### Data in this exercise ###

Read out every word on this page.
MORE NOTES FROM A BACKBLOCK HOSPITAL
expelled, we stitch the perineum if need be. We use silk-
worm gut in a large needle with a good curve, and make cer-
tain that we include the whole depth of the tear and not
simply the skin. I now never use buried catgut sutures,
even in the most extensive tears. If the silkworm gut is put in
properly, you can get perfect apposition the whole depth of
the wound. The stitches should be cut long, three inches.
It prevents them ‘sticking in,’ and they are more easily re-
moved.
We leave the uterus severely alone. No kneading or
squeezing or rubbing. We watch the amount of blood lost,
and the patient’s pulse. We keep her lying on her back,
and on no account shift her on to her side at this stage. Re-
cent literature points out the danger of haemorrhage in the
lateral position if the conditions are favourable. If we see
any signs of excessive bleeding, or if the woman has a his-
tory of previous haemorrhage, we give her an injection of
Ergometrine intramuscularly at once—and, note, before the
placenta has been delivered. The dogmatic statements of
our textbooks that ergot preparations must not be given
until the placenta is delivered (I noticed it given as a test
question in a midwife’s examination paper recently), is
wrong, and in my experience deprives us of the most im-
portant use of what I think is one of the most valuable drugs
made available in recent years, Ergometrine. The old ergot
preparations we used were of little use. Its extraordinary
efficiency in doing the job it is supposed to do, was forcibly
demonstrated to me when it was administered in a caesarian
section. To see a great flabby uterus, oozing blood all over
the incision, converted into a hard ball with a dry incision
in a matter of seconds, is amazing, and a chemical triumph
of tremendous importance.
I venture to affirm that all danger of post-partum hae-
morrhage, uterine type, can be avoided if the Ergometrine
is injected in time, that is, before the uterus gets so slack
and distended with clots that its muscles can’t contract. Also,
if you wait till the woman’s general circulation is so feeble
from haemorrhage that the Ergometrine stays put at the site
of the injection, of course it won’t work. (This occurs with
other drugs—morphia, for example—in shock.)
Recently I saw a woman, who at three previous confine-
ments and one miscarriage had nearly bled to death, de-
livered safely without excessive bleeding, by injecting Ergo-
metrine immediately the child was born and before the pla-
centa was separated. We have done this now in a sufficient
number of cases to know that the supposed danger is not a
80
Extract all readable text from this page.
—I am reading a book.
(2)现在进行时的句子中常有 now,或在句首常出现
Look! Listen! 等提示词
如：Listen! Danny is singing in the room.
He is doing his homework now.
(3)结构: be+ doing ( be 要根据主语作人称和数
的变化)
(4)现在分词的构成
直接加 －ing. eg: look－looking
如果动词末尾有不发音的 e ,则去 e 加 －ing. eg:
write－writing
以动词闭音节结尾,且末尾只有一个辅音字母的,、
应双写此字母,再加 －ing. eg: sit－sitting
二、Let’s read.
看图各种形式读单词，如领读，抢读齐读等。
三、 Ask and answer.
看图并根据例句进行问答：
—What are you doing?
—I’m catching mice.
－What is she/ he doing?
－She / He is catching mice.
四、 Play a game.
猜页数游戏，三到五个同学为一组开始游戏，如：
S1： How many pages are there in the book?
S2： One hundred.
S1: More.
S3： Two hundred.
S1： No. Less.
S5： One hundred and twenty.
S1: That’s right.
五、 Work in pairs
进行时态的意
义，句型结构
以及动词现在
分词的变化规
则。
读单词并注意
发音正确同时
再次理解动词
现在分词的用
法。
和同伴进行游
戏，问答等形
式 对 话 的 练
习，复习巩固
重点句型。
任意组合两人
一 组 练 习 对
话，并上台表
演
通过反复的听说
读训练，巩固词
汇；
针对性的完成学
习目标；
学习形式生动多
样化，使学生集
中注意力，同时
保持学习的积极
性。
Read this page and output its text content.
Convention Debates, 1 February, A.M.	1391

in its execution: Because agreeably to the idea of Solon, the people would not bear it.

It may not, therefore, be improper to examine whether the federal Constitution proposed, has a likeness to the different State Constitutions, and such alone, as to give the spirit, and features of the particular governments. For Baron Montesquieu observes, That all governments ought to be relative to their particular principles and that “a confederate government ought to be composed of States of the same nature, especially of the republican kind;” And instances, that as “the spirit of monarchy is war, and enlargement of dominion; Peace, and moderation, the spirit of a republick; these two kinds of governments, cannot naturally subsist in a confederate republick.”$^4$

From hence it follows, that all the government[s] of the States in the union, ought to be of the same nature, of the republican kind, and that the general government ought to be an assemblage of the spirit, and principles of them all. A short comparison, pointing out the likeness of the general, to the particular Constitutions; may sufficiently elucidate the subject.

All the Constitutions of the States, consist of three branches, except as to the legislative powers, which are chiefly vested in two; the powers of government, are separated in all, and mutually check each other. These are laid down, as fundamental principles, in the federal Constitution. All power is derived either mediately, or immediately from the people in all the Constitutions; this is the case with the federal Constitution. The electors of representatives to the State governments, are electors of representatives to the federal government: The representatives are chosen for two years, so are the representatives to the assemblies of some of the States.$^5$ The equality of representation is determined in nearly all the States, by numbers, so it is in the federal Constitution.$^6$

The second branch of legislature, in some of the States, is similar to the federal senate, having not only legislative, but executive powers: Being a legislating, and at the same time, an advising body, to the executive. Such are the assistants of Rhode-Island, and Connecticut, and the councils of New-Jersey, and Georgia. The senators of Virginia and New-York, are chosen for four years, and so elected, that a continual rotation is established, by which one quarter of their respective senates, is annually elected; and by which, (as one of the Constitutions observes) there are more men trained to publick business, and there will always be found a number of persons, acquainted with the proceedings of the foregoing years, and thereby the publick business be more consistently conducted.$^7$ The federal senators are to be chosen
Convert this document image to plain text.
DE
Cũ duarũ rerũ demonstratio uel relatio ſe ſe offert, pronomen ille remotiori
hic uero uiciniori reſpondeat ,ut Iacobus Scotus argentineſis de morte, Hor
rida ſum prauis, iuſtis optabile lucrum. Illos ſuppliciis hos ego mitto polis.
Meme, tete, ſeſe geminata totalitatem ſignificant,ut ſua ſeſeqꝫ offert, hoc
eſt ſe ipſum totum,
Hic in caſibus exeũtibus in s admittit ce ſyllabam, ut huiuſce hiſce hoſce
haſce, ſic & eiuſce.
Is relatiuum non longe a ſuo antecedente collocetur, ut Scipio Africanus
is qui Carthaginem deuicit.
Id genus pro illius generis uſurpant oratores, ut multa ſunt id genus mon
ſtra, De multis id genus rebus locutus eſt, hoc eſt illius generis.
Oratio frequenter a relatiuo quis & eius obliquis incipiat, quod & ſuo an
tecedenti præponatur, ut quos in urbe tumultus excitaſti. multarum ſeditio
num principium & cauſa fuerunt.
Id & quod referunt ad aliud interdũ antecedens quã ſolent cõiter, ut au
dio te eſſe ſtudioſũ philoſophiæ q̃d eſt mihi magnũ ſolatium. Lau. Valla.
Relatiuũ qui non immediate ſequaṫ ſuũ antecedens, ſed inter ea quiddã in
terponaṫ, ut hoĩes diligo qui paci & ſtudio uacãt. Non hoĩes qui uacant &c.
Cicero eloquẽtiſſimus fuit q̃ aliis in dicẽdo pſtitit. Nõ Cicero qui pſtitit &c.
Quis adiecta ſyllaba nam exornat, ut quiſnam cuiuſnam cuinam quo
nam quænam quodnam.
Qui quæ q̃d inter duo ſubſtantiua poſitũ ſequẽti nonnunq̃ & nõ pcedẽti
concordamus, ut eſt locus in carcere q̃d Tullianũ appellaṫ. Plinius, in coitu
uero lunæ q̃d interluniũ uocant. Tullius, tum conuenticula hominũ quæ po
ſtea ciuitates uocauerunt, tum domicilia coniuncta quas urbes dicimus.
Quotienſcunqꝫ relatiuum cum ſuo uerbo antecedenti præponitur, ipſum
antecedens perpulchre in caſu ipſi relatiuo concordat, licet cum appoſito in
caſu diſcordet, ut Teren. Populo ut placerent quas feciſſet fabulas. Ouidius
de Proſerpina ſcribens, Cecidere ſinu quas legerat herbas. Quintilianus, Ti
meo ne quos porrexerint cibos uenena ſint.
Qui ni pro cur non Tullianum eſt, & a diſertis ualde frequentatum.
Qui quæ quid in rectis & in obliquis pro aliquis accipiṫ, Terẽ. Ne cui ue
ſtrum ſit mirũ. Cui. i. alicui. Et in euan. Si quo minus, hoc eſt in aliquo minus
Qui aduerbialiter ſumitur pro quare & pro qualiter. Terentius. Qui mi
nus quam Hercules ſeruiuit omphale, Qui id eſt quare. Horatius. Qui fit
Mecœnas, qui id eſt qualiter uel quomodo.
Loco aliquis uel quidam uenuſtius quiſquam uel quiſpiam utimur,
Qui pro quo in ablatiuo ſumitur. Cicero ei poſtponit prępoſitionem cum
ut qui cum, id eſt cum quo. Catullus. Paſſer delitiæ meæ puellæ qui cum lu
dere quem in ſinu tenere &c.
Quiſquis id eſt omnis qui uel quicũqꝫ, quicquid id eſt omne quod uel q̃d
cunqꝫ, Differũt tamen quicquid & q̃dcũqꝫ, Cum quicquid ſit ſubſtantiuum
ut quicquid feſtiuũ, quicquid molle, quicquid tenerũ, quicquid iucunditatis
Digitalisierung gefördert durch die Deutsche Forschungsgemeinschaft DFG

###

Count the lines in the records above that contain the word "them", and give only that number.

2